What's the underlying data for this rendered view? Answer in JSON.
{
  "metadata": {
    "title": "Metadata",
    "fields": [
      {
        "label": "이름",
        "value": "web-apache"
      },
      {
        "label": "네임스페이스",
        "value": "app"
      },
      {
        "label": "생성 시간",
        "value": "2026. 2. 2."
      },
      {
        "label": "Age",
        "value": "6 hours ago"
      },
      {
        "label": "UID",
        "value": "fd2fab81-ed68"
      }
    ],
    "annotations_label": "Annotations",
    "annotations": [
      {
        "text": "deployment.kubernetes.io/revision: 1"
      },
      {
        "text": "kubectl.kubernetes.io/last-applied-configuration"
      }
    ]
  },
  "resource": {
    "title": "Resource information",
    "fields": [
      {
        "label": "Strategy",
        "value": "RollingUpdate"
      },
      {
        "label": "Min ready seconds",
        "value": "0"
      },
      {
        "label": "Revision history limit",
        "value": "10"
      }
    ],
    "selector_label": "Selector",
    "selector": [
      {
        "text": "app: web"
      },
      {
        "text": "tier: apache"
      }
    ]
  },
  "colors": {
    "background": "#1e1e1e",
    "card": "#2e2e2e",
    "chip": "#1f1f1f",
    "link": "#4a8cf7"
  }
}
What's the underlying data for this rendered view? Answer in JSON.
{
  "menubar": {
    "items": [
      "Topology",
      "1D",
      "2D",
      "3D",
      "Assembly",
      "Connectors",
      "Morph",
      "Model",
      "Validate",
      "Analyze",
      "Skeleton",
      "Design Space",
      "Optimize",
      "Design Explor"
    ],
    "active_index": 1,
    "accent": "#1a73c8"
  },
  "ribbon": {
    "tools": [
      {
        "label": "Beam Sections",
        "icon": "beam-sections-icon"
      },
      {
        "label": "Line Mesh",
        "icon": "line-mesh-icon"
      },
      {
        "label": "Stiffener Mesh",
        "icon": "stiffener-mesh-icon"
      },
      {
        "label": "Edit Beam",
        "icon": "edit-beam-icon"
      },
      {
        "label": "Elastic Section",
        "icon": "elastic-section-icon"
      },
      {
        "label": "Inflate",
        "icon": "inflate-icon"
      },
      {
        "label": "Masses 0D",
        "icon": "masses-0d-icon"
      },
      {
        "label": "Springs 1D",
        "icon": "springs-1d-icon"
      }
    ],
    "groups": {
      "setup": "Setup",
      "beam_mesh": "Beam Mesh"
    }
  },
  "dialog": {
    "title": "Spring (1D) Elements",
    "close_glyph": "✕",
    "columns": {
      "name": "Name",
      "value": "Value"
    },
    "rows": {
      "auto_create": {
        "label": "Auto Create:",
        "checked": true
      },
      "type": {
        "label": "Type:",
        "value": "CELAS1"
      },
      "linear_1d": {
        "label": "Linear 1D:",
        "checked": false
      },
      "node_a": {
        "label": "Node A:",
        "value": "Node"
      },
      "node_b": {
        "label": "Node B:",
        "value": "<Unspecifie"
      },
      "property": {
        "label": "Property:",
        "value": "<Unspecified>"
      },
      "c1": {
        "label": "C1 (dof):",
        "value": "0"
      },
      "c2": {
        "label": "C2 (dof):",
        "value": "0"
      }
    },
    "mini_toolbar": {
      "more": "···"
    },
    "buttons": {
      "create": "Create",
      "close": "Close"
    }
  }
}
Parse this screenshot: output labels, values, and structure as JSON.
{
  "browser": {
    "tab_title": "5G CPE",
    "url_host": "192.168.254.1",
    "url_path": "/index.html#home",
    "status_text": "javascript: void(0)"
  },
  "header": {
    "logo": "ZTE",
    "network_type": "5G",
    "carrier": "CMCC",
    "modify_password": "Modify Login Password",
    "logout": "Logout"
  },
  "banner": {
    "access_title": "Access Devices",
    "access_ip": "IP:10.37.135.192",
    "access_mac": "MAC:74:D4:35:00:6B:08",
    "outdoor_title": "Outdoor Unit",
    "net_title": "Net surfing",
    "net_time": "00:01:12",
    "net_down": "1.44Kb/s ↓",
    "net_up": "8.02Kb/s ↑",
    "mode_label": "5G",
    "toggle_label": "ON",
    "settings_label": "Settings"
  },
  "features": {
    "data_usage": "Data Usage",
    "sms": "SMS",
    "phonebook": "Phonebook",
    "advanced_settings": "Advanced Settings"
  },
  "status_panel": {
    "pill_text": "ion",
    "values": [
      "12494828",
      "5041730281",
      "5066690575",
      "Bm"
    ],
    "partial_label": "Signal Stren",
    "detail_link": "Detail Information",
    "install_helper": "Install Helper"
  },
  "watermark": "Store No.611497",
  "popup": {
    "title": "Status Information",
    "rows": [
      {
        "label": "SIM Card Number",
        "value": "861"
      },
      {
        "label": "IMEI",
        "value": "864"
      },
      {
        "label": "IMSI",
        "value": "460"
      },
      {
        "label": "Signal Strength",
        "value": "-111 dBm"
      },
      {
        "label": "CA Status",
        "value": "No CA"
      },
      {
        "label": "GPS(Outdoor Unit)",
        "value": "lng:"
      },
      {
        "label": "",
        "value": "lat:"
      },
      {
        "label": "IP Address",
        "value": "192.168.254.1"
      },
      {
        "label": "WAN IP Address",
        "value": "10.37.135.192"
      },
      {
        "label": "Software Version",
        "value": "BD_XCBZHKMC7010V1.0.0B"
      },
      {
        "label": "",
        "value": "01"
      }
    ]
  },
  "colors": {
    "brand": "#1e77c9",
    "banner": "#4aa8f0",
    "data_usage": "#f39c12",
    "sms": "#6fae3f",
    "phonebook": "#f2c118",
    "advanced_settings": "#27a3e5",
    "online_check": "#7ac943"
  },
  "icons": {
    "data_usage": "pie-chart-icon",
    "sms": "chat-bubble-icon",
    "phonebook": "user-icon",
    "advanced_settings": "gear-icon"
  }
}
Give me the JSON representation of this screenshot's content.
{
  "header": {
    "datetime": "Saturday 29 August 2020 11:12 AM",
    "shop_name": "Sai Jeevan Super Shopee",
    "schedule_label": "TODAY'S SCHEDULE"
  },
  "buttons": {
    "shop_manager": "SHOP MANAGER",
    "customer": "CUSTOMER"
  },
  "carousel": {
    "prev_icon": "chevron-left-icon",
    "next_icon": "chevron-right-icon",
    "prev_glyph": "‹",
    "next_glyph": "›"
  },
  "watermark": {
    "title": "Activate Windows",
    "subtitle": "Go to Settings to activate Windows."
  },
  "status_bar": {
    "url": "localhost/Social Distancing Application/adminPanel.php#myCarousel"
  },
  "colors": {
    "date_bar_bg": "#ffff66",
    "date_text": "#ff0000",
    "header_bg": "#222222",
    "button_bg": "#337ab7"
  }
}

● PROBLEM TO SOLVE
Show all lines from the records above where the word "this" occurs.

● FINISHED ANSWER
What's the underlying data for this rendered view? Answer in JSON.
What's the underlying data for this rendered view? Answer in JSON.
Parse this screenshot: output labels, values, and structure as JSON.
Give me the JSON representation of this screenshot's content.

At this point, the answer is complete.